- [STATED GOAL] Print each line of the listing once more, precisely as given.

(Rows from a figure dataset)
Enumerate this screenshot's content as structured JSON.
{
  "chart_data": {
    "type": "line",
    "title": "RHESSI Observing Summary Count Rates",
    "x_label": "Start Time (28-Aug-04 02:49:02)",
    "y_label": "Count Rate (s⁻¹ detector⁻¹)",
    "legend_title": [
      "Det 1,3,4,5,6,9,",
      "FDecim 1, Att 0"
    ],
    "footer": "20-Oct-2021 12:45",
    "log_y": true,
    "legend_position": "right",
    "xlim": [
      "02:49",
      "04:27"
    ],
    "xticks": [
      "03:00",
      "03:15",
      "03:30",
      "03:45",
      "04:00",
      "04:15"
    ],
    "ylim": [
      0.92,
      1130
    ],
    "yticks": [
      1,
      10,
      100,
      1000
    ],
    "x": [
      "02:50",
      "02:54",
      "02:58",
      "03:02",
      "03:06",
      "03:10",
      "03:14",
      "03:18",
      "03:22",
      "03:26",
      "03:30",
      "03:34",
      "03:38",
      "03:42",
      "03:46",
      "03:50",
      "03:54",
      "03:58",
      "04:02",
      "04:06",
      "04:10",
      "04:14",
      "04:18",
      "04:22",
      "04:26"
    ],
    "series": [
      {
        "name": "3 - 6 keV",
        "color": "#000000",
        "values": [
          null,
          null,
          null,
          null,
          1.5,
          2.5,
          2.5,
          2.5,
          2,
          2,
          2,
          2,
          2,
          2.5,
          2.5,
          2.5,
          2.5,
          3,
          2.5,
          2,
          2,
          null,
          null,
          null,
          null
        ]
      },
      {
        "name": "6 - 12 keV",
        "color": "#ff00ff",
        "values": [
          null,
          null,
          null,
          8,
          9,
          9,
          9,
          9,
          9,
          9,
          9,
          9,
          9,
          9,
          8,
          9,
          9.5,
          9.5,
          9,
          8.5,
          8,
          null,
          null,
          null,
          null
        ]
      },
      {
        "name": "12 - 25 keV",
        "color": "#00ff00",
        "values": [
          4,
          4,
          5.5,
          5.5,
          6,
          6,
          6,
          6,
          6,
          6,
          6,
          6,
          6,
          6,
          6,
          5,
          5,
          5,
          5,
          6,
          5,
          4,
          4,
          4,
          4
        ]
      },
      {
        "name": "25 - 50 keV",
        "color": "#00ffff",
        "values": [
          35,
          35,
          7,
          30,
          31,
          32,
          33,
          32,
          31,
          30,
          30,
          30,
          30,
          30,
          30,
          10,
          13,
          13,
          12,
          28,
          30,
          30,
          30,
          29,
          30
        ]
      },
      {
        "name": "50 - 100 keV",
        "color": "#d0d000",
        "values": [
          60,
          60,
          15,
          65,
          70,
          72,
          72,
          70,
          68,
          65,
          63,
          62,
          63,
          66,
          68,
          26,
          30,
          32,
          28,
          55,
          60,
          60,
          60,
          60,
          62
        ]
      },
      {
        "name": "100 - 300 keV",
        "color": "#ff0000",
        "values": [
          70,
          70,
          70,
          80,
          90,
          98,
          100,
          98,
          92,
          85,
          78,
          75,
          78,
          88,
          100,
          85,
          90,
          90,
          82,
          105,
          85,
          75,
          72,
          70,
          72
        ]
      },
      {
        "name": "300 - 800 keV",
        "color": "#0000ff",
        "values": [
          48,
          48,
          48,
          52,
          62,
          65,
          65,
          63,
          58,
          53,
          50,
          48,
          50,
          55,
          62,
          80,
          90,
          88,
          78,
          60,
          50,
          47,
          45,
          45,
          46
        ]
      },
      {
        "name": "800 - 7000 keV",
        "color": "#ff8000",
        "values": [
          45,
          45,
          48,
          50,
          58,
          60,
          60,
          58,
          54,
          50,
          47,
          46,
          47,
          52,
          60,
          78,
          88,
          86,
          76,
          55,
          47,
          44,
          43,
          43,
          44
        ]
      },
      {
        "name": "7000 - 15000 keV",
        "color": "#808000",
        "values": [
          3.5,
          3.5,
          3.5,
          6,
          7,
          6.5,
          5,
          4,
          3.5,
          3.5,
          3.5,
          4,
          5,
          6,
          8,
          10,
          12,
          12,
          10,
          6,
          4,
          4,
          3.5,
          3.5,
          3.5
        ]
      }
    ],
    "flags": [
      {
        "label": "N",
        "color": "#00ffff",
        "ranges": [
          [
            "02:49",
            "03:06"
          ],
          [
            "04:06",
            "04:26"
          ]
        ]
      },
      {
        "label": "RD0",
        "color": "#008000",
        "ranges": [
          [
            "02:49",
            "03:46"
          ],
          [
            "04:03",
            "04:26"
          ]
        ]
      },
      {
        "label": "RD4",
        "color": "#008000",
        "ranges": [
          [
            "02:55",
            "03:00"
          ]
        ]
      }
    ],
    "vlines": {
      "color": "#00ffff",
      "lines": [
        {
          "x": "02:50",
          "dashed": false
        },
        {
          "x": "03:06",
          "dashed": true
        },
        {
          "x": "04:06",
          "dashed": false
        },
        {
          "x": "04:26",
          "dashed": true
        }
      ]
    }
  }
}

- [SOLUTION TO THIS PROBLEM]
Enumerate this screenshot's content as structured JSON.
{
  "chart_data": {
    "type": "line",
    "title": "RHESSI Observing Summary Count Rates",
    "x_label": "Start Time (28-Aug-04 02:49:02)",
    "y_label": "Count Rate (s⁻¹ detector⁻¹)",
    "legend_title": [
      "Det 1,3,4,5,6,9,",
      "FDecim 1, Att 0"
    ],
    "footer": "20-Oct-2021 12:45",
    "log_y": true,
    "legend_position": "right",
    "xlim": [
      "02:49",
      "04:27"
    ],
    "xticks": [
      "03:00",
      "03:15",
      "03:30",
      "03:45",
      "04:00",
      "04:15"
    ],
    "ylim": [
      0.92,
      1130
    ],
    "yticks": [
      1,
      10,
      100,
      1000
    ],
    "x": [
      "02:50",
      "02:54",
      "02:58",
      "03:02",
      "03:06",
      "03:10",
      "03:14",
      "03:18",
      "03:22",
      "03:26",
      "03:30",
      "03:34",
      "03:38",
      "03:42",
      "03:46",
      "03:50",
      "03:54",
      "03:58",
      "04:02",
      "04:06",
      "04:10",
      "04:14",
      "04:18",
      "04:22",
      "04:26"
    ],
    "series": [
      {
        "name": "3 - 6 keV",
        "color": "#000000",
        "values": [
          null,
          null,
          null,
          null,
          1.5,
          2.5,
          2.5,
          2.5,
          2,
          2,
          2,
          2,
          2,
          2.5,
          2.5,
          2.5,
          2.5,
          3,
          2.5,
          2,
          2,
          null,
          null,
          null,
          null
        ]
      },
      {
        "name": "6 - 12 keV",
        "color": "#ff00ff",
        "values": [
          null,
          null,
          null,
          8,
          9,
          9,
          9,
          9,
          9,
          9,
          9,
          9,
          9,
          9,
          8,
          9,
          9.5,
          9.5,
          9,
          8.5,
          8,
          null,
          null,
          null,
          null
        ]
      },
      {
        "name": "12 - 25 keV",
        "color": "#00ff00",
        "values": [
          4,
          4,
          5.5,
          5.5,
          6,
          6,
          6,
          6,
          6,
          6,
          6,
          6,
          6,
          6,
          6,
          5,
          5,
          5,
          5,
          6,
          5,
          4,
          4,
          4,
          4
        ]
      },
      {
        "name": "25 - 50 keV",
        "color": "#00ffff",
        "values": [
          35,
          35,
          7,
          30,
          31,
          32,
          33,
          32,
          31,
          30,
          30,
          30,
          30,
          30,
          30,
          10,
          13,
          13,
          12,
          28,
          30,
          30,
          30,
          29,
          30
        ]
      },
      {
        "name": "50 - 100 keV",
        "color": "#d0d000",
        "values": [
          60,
          60,
          15,
          65,
          70,
          72,
          72,
          70,
          68,
          65,
          63,
          62,
          63,
          66,
          68,
          26,
          30,
          32,
          28,
          55,
          60,
          60,
          60,
          60,
          62
        ]
      },
      {
        "name": "100 - 300 keV",
        "color": "#ff0000",
        "values": [
          70,
          70,
          70,
          80,
          90,
          98,
          100,
          98,
          92,
          85,
          78,
          75,
          78,
          88,
          100,
          85,
          90,
          90,
          82,
          105,
          85,
          75,
          72,
          70,
          72
        ]
      },
      {
        "name": "300 - 800 keV",
        "color": "#0000ff",
        "values": [
          48,
          48,
          48,
          52,
          62,
          65,
          65,
          63,
          58,
          53,
          50,
          48,
          50,
          55,
          62,
          80,
          90,
          88,
          78,
          60,
          50,
          47,
          45,
          45,
          46
        ]
      },
      {
        "name": "800 - 7000 keV",
        "color": "#ff8000",
        "values": [
          45,
          45,
          48,
          50,
          58,
          60,
          60,
          58,
          54,
          50,
          47,
          46,
          47,
          52,
          60,
          78,
          88,
          86,
          76,
          55,
          47,
          44,
          43,
          43,
          44
        ]
      },
      {
        "name": "7000 - 15000 keV",
        "color": "#808000",
        "values": [
          3.5,
          3.5,
          3.5,
          6,
          7,
          6.5,
          5,
          4,
          3.5,
          3.5,
          3.5,
          4,
          5,
          6,
          8,
          10,
          12,
          12,
          10,
          6,
          4,
          4,
          3.5,
          3.5,
          3.5
        ]
      }
    ],
    "flags": [
      {
        "label": "N",
        "color": "#00ffff",
        "ranges": [
          [
            "02:49",
            "03:06"
          ],
          [
            "04:06",
            "04:26"
          ]
        ]
      },
      {
        "label": "RD0",
        "color": "#008000",
        "ranges": [
          [
            "02:49",
            "03:46"
          ],
          [
            "04:03",
            "04:26"
          ]
        ]
      },
      {
        "label": "RD4",
        "color": "#008000",
        "ranges": [
          [
            "02:55",
            "03:00"
          ]
        ]
      }
    ],
    "vlines": {
      "color": "#00ffff",
      "lines": [
        {
          "x": "02:50",
          "dashed": false
        },
        {
          "x": "03:06",
          "dashed": true
        },
        {
          "x": "04:06",
          "dashed": false
        },
        {
          "x": "04:26",
          "dashed": true
        }
      ]
    }
  }
}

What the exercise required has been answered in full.